» WHAT IS EXPECTED: Scan the material for the word "Output", and copy each line where it shows up.

[Collected data entries]
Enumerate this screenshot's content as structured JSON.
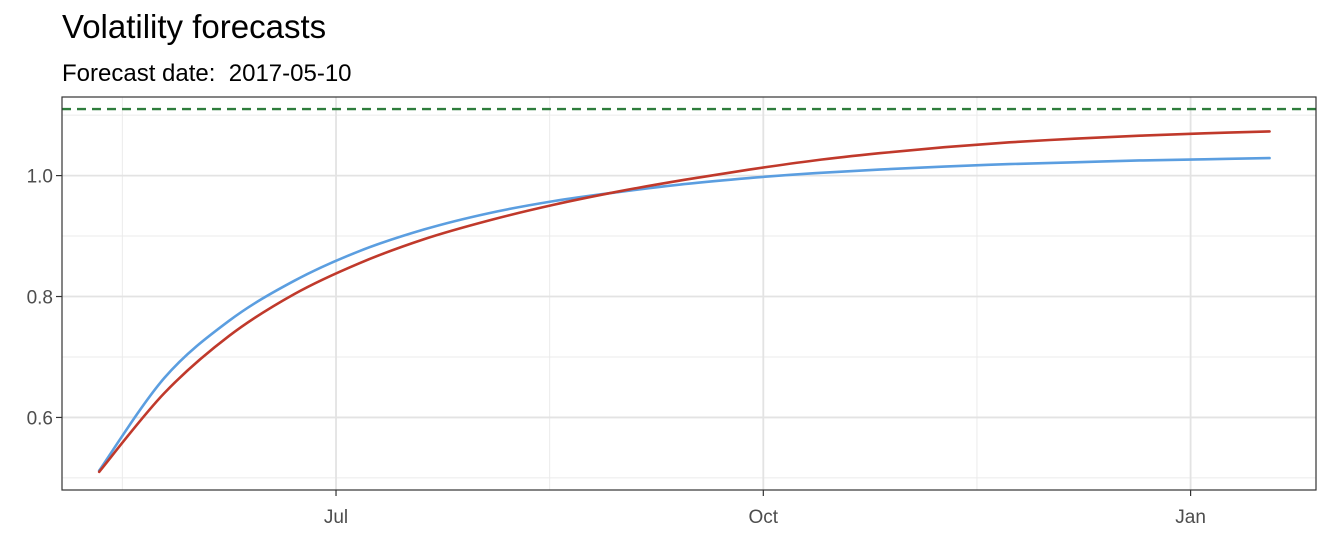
{
  "header": {
    "title": "Volatility forecasts",
    "subtitle": "Forecast date:  2017-05-10"
  },
  "chart_data": {
    "type": "line",
    "title": "Volatility forecasts",
    "subtitle": "Forecast date:  2017-05-10",
    "xlabel": "",
    "ylabel": "",
    "x_axis": {
      "type": "date",
      "range": [
        "2017-05-03",
        "2018-01-28"
      ],
      "major_ticks": [
        "2017-07-01",
        "2017-10-01",
        "2018-01-01"
      ],
      "tick_labels": [
        "Jul",
        "Oct",
        "Jan"
      ],
      "minor_grid": [
        "2017-05-16",
        "2017-08-16",
        "2017-11-16"
      ]
    },
    "y_axis": {
      "range": [
        0.48,
        1.13
      ],
      "ticks": [
        0.6,
        0.8,
        1.0
      ],
      "tick_labels": [
        "0.6",
        "0.8",
        "1.0"
      ]
    },
    "grid": true,
    "legend": "none",
    "reference_line": {
      "y": 1.11,
      "style": "dashed",
      "color": "#2e7d3c"
    },
    "series": [
      {
        "color": "#5b9ee0",
        "x": [
          "2017-05-11",
          "2017-05-25",
          "2017-06-08",
          "2017-06-22",
          "2017-07-06",
          "2017-07-20",
          "2017-08-03",
          "2017-08-17",
          "2017-08-31",
          "2017-09-14",
          "2017-09-28",
          "2017-10-12",
          "2017-10-26",
          "2017-11-09",
          "2017-11-23",
          "2017-12-07",
          "2017-12-21",
          "2018-01-04",
          "2018-01-18"
        ],
        "values": [
          0.512,
          0.665,
          0.76,
          0.826,
          0.875,
          0.911,
          0.938,
          0.958,
          0.973,
          0.986,
          0.996,
          1.004,
          1.01,
          1.015,
          1.019,
          1.022,
          1.025,
          1.027,
          1.029
        ]
      },
      {
        "color": "#c0392b",
        "x": [
          "2017-05-11",
          "2017-05-25",
          "2017-06-08",
          "2017-06-22",
          "2017-07-06",
          "2017-07-20",
          "2017-08-03",
          "2017-08-17",
          "2017-08-31",
          "2017-09-14",
          "2017-09-28",
          "2017-10-12",
          "2017-10-26",
          "2017-11-09",
          "2017-11-23",
          "2017-12-07",
          "2017-12-21",
          "2018-01-04",
          "2018-01-18"
        ],
        "values": [
          0.51,
          0.64,
          0.735,
          0.804,
          0.855,
          0.895,
          0.926,
          0.952,
          0.974,
          0.993,
          1.01,
          1.025,
          1.037,
          1.047,
          1.055,
          1.061,
          1.066,
          1.07,
          1.073
        ]
      }
    ]
  }
}
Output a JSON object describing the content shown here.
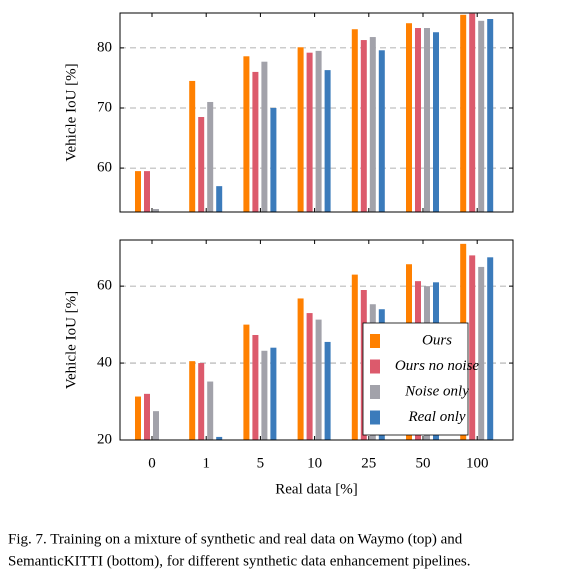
{
  "chart_data": [
    {
      "type": "bar",
      "ylabel": "Vehicle IoU [%]",
      "ylim": [
        52.7,
        85.8
      ],
      "yticks": [
        60,
        70,
        80
      ],
      "grid": true,
      "series": [
        {
          "name": "Ours",
          "color": "#ff8000",
          "values": [
            59.5,
            74.5,
            78.6,
            80.1,
            83.1,
            84.1,
            85.5
          ]
        },
        {
          "name": "Ours no noise",
          "color": "#dc5a6c",
          "values": [
            59.5,
            68.5,
            76,
            79.2,
            81.3,
            83.3,
            85.7
          ]
        },
        {
          "name": "Noise only",
          "color": "#a2a2aa",
          "values": [
            53.2,
            71,
            77.7,
            79.5,
            81.8,
            83.3,
            84.5
          ]
        },
        {
          "name": "Real only",
          "color": "#3b7bbb",
          "values": [
            null,
            57,
            70,
            76.3,
            79.6,
            82.6,
            84.8
          ]
        }
      ]
    },
    {
      "type": "bar",
      "ylabel": "Vehicle IoU [%]",
      "xlabel": "Real data [%]",
      "ylim": [
        20,
        72
      ],
      "yticks": [
        20,
        40,
        60
      ],
      "grid": true,
      "legend": "lower right",
      "categories": [
        "0",
        "1",
        "5",
        "10",
        "25",
        "50",
        "100"
      ],
      "series": [
        {
          "name": "Ours",
          "color": "#ff8000",
          "values": [
            31.3,
            40.5,
            50,
            56.8,
            63,
            65.7,
            71
          ]
        },
        {
          "name": "Ours no noise",
          "color": "#dc5a6c",
          "values": [
            32,
            40,
            47.3,
            53,
            59,
            61.3,
            68
          ]
        },
        {
          "name": "Noise only",
          "color": "#a2a2aa",
          "values": [
            27.5,
            35.2,
            43.2,
            51.3,
            55.3,
            60,
            65
          ]
        },
        {
          "name": "Real only",
          "color": "#3b7bbb",
          "values": [
            null,
            20.8,
            44,
            45.5,
            54,
            61,
            67.5
          ]
        }
      ]
    }
  ],
  "caption": [
    "Fig. 7.   Training on a mixture of synthetic and real data on Waymo (top) and",
    "SemanticKITTI (bottom), for different synthetic data enhancement pipelines."
  ]
}
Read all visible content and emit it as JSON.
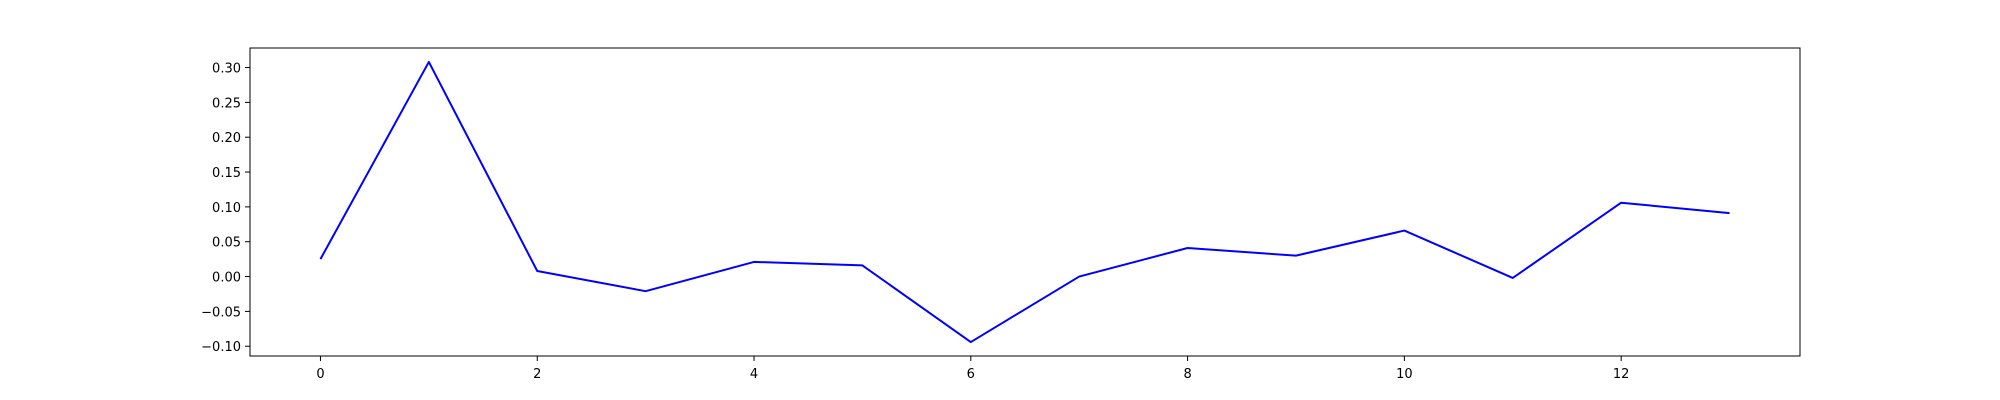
{
  "chart_data": {
    "type": "line",
    "title": "",
    "xlabel": "",
    "ylabel": "",
    "x": [
      0,
      1,
      2,
      3,
      4,
      5,
      6,
      7,
      8,
      9,
      10,
      11,
      12,
      13
    ],
    "series": [
      {
        "color": "#0000ff",
        "values": [
          0.025,
          0.308,
          0.008,
          -0.021,
          0.021,
          0.016,
          -0.094,
          0.0,
          0.041,
          0.03,
          0.066,
          -0.002,
          0.106,
          0.091
        ]
      }
    ],
    "xlim": [
      -0.65,
      13.65
    ],
    "ylim": [
      -0.114,
      0.328
    ],
    "xticks": [
      0,
      2,
      4,
      6,
      8,
      10,
      12
    ],
    "xtick_labels": [
      "0",
      "2",
      "4",
      "6",
      "8",
      "10",
      "12"
    ],
    "yticks": [
      -0.1,
      -0.05,
      0.0,
      0.05,
      0.1,
      0.15,
      0.2,
      0.25,
      0.3
    ],
    "ytick_labels": [
      "−0.10",
      "−0.05",
      "0.00",
      "0.05",
      "0.10",
      "0.15",
      "0.20",
      "0.25",
      "0.30"
    ],
    "grid": false,
    "legend": "none"
  }
}
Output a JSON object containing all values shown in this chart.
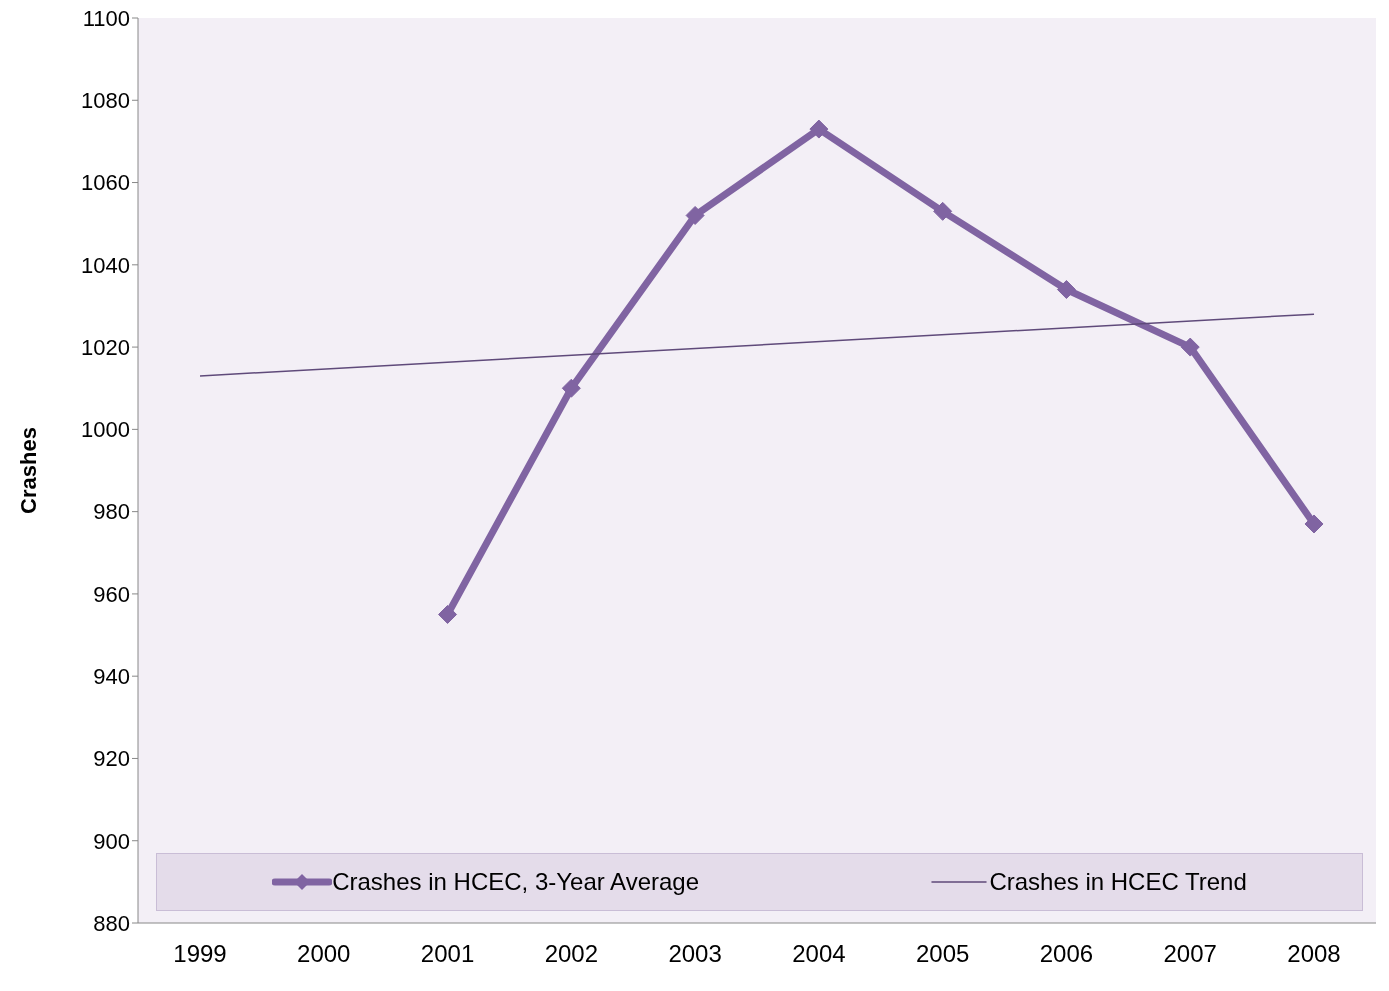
{
  "chart_data": {
    "type": "line",
    "ylabel": "Crashes",
    "categories": [
      "1999",
      "2000",
      "2001",
      "2002",
      "2003",
      "2004",
      "2005",
      "2006",
      "2007",
      "2008"
    ],
    "series": [
      {
        "name": "Crashes in HCEC, 3-Year Average",
        "color": "#8064a2",
        "marker": "diamond",
        "values": [
          null,
          null,
          955,
          1010,
          1052,
          1073,
          1053,
          1034,
          1020,
          977
        ]
      },
      {
        "name": "Crashes in HCEC Trend",
        "color": "#5f4a7a",
        "marker": "none",
        "values": [
          1013,
          null,
          null,
          null,
          null,
          null,
          null,
          null,
          null,
          1028
        ]
      }
    ],
    "ylim": [
      880,
      1100
    ],
    "yticks": [
      880,
      900,
      920,
      940,
      960,
      980,
      1000,
      1020,
      1040,
      1060,
      1080,
      1100
    ],
    "grid": false,
    "legend": "bottom"
  }
}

» TASK RESULT:
Output a JSON object describing the content shown here.
Output a JSON object containing all values shown in this chart.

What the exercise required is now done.